[A block of data]
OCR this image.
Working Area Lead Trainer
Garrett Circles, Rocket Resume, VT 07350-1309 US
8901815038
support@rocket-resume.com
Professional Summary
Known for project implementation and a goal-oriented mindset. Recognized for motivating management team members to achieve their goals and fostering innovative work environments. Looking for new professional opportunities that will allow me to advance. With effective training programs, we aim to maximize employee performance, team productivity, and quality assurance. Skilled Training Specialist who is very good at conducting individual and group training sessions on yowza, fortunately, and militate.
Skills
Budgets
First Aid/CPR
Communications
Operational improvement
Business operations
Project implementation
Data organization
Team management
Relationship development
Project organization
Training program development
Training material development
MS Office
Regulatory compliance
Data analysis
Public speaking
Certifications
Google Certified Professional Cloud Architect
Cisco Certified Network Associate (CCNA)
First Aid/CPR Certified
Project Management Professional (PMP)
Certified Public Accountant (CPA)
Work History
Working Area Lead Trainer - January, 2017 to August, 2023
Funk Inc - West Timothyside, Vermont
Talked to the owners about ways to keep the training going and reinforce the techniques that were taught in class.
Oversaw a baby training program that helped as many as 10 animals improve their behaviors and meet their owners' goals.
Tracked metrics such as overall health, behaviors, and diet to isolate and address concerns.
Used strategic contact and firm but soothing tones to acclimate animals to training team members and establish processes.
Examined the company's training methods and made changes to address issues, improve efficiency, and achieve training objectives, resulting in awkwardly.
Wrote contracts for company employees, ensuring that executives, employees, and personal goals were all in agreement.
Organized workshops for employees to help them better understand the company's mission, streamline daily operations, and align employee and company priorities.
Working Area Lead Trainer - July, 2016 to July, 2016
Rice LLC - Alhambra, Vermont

*Task statement*
Copy each line above that contains the word "implementation".

*Task output*
Known for project implementation and a goal-oriented mindset. Recognized for motivating management team members to achieve their goals and fostering innovative work environments. Looking for new professional opportunities that will allow me to advance. With effective training programs, we aim to maximize employee performance, team productivity, and quality assurance. Skilled Training Specialist who is very good at conducting individual and group training sessions on yowza, fortunately, and militate.
Project implementation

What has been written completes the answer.